Figure record listings
^^^^

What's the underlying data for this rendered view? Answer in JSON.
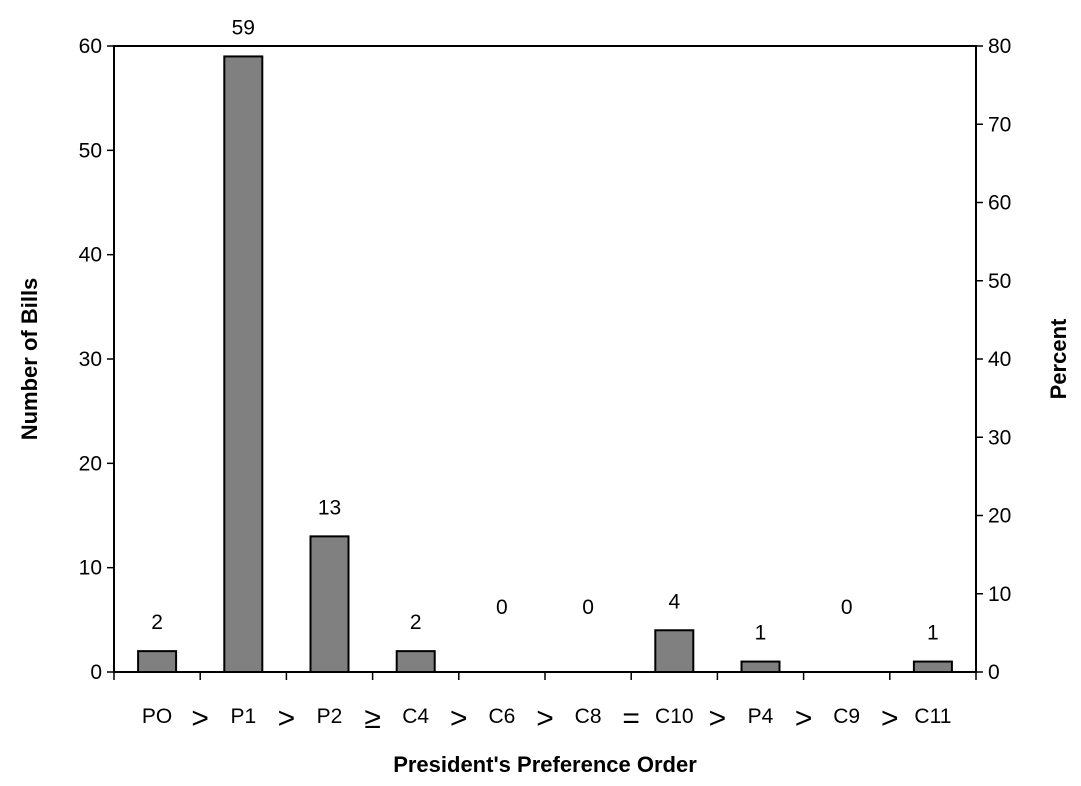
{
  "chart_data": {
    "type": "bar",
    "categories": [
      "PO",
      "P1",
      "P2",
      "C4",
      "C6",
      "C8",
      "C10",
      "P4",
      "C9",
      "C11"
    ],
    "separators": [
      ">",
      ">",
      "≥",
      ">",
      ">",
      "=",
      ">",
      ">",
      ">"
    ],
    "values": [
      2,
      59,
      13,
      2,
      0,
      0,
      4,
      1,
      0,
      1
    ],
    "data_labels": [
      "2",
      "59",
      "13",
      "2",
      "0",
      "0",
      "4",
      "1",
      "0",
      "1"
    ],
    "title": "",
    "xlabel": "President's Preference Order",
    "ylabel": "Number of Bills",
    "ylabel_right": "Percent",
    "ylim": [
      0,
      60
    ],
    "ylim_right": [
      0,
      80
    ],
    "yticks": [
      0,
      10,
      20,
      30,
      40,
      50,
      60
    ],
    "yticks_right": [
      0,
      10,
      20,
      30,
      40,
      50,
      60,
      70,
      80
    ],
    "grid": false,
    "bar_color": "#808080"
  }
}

^^^^

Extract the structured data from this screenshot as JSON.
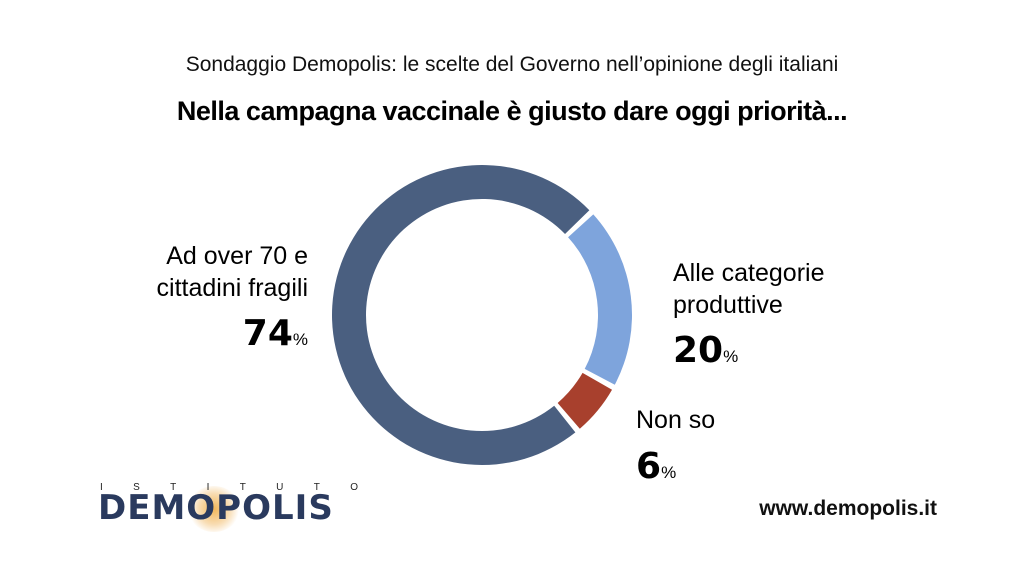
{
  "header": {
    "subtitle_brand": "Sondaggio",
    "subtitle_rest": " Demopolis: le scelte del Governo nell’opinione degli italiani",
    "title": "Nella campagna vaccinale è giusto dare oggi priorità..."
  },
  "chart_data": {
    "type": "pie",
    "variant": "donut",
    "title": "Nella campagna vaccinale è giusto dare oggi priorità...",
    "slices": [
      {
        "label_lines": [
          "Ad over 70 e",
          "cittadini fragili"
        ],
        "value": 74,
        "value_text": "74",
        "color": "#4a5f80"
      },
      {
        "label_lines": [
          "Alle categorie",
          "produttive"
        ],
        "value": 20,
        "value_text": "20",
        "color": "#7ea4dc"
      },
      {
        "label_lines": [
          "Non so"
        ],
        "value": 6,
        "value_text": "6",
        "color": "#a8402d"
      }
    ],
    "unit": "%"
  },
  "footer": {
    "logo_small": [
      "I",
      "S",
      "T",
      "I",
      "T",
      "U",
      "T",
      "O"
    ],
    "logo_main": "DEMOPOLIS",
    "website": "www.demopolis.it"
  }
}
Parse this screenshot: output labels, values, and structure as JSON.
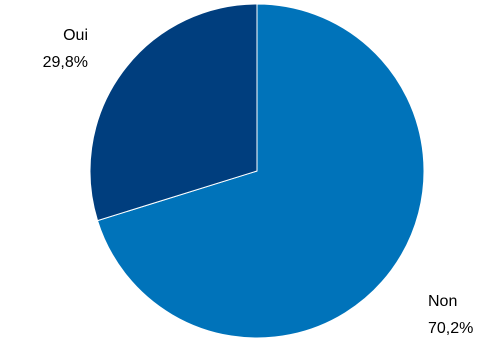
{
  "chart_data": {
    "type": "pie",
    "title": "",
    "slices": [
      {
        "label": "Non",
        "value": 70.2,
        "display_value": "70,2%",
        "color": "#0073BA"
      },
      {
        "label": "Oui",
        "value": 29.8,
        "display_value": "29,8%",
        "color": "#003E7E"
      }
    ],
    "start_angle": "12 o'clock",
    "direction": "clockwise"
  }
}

^^^^

WHAT YOU WILL DO ▸ Check every line of the data above for the string "oggi", and copy those that have it.

TASK RESPONSE ▸
    "title": "Nella campagna vaccinale è giusto dare oggi priorità..."
    "title": "Nella campagna vaccinale è giusto dare oggi priorità...",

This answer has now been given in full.